**Supplied material**
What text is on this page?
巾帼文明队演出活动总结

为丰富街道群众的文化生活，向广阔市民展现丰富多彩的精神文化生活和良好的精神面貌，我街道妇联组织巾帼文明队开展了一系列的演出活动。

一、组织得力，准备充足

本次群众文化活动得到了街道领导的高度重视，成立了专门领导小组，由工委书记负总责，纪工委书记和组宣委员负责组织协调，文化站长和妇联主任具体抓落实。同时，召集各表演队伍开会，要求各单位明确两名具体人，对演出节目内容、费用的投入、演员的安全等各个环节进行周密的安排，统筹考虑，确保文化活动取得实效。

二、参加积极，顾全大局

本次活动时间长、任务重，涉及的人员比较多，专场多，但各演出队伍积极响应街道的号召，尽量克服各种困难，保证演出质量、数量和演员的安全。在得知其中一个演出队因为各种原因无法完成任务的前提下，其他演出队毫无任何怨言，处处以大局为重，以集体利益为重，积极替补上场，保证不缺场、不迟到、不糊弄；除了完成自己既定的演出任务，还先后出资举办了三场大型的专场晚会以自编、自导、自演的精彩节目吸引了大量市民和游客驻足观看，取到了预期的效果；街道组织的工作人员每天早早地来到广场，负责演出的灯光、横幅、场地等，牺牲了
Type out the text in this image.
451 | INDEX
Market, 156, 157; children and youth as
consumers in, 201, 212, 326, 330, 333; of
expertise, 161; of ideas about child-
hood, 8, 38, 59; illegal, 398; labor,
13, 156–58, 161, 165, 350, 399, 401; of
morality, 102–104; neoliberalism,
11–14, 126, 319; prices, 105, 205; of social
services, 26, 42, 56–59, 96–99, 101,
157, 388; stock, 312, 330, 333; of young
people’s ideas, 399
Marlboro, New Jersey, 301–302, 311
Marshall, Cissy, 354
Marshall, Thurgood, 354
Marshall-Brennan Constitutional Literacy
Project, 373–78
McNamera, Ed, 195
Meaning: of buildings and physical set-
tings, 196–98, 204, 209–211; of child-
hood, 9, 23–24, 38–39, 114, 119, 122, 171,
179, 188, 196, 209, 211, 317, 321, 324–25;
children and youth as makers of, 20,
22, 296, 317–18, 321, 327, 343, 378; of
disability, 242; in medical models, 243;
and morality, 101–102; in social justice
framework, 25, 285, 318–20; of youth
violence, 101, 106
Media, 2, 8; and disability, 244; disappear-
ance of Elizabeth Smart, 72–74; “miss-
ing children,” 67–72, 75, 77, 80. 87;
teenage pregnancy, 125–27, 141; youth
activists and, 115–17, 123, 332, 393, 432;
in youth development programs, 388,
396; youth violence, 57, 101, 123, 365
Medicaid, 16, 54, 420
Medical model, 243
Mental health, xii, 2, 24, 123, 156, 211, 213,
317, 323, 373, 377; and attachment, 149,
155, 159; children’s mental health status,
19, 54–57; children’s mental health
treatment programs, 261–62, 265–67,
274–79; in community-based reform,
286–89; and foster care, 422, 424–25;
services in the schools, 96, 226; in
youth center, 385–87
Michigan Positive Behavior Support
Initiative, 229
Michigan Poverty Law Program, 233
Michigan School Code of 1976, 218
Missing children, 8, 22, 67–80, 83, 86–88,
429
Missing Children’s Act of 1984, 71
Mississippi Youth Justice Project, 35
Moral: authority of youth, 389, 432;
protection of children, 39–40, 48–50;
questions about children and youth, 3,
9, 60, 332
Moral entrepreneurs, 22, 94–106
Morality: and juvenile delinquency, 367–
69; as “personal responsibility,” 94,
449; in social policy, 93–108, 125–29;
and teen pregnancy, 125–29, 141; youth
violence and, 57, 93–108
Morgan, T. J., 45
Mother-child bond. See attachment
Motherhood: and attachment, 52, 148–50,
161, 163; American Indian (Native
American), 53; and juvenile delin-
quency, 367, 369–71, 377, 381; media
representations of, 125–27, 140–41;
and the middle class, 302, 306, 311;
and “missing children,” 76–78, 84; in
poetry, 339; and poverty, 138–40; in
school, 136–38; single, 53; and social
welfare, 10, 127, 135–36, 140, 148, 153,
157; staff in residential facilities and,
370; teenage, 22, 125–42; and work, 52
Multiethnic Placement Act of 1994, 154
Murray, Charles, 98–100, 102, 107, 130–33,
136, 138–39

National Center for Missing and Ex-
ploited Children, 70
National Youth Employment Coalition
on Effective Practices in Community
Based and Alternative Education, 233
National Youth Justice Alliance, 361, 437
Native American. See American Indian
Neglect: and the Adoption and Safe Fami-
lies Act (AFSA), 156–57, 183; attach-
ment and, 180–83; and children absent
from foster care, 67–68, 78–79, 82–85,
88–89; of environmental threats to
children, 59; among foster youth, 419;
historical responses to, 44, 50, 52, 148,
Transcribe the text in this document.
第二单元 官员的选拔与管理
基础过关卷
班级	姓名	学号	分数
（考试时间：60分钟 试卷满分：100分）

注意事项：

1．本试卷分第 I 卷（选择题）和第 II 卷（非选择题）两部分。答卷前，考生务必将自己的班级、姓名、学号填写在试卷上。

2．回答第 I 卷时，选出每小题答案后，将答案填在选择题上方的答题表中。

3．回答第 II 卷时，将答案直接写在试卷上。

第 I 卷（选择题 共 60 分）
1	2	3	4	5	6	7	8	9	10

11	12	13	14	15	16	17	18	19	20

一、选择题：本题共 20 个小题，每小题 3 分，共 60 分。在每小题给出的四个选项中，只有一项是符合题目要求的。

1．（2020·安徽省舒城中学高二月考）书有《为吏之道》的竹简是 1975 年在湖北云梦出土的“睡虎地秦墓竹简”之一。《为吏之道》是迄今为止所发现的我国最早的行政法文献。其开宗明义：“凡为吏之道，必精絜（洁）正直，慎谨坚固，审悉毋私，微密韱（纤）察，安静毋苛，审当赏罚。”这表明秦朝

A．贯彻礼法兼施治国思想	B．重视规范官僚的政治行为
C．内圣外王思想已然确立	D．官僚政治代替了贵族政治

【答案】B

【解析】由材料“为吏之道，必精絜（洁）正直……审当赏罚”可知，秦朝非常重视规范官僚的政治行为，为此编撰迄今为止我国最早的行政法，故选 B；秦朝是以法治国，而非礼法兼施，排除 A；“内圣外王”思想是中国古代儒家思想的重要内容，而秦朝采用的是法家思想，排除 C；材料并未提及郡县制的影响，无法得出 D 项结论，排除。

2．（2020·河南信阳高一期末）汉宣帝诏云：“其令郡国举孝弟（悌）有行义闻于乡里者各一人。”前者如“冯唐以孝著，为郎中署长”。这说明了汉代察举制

**Exercise details**
Check each line of the data above for the string "violence" and report only how many lines have it.

**Expected answer**
3